Part of a data file
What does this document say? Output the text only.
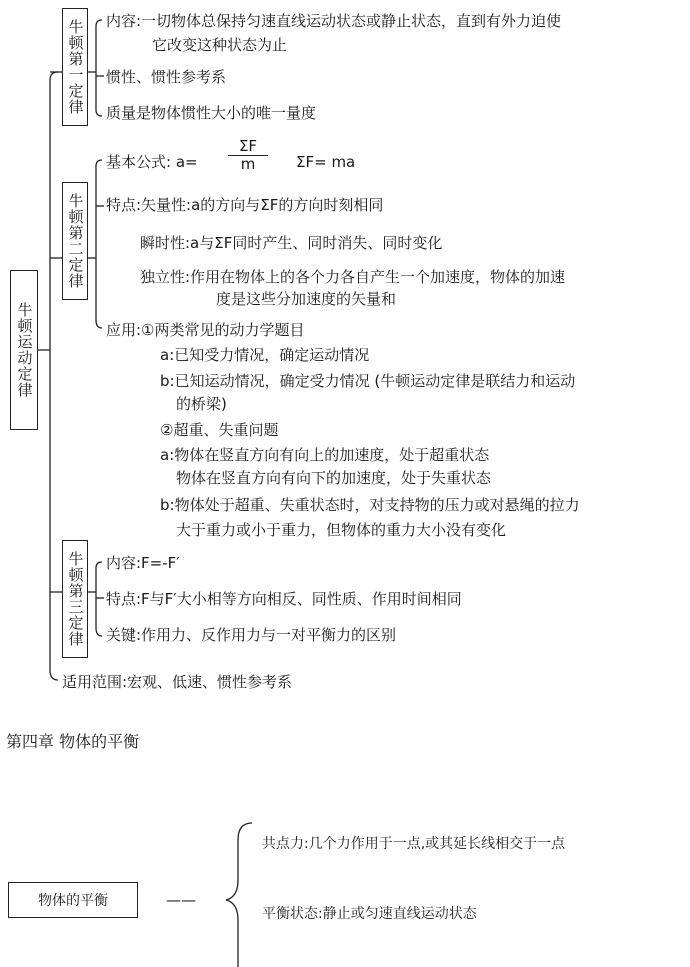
牛顿运动定律
牛顿第一定律 内容:一切物体总保持匀速直线运动状态或静止状态，直到有外力迫使
它改变这种状态为止
惯性、惯性参考系
质量是物体惯性大小的唯一量度
牛顿第二定律
基本公式: $a= \frac{\Sigma F}{m} \Sigma F=$ ma
特点:矢量性:a的方向与ΣF的方向时刻相同
瞬时性:a与ΣF同时产生、同时消失、同时变化
独立性:作用在物体上的各个力各自产生一个加速度，物体的加速
度是这些分加速度的矢量和
应用:①两类常见的动力学题目
a:已知受力情况，确定运动情况
b:已知运动情况，确定受力情况 (牛顿运动定律是联结力和运动
的桥梁)
②超重、失重问题
a:物体在竖直方向有向上的加速度，处于超重状态
物体在竖直方向有向下的加速度，处于失重状态
b:物体处于超重、失重状态时，对支持物的压力或对悬绳的拉力
大于重力或小于重力，但物体的重力大小没有变化
牛顿第三定律 内容:F=-F′
特点:F与F′大小相等方向相反、同性质、作用时间相同
关键:作用力、反作用力与一对平衡力的区别
适用范围:宏观、低速、惯性参考系
第四章 物体的平衡
物体的平衡	——
共点力:几个力作用于一点,或其延长线相交于一点
平衡状态:静止或匀速直线运动状态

**EXERCISE TASK**:
Every entry must be reproduced exactly, with the images left out.

**RESPONSE TO THE TASK**:
What does this document say? Output the text only.
牛顿运动定律
牛顿第一定律 内容:一切物体总保持匀速直线运动状态或静止状态，直到有外力迫使
它改变这种状态为止
惯性、惯性参考系
质量是物体惯性大小的唯一量度
牛顿第二定律
基本公式: $a= \frac{\Sigma F}{m} \Sigma F=$ ma
特点:矢量性:a的方向与ΣF的方向时刻相同
瞬时性:a与ΣF同时产生、同时消失、同时变化
独立性:作用在物体上的各个力各自产生一个加速度，物体的加速
度是这些分加速度的矢量和
应用:①两类常见的动力学题目
a:已知受力情况，确定运动情况
b:已知运动情况，确定受力情况 (牛顿运动定律是联结力和运动
的桥梁)
②超重、失重问题
a:物体在竖直方向有向上的加速度，处于超重状态
物体在竖直方向有向下的加速度，处于失重状态
b:物体处于超重、失重状态时，对支持物的压力或对悬绳的拉力
大于重力或小于重力，但物体的重力大小没有变化
牛顿第三定律 内容:F=-F′
特点:F与F′大小相等方向相反、同性质、作用时间相同
关键:作用力、反作用力与一对平衡力的区别
适用范围:宏观、低速、惯性参考系
第四章 物体的平衡
物体的平衡	——
共点力:几个力作用于一点,或其延长线相交于一点
平衡状态:静止或匀速直线运动状态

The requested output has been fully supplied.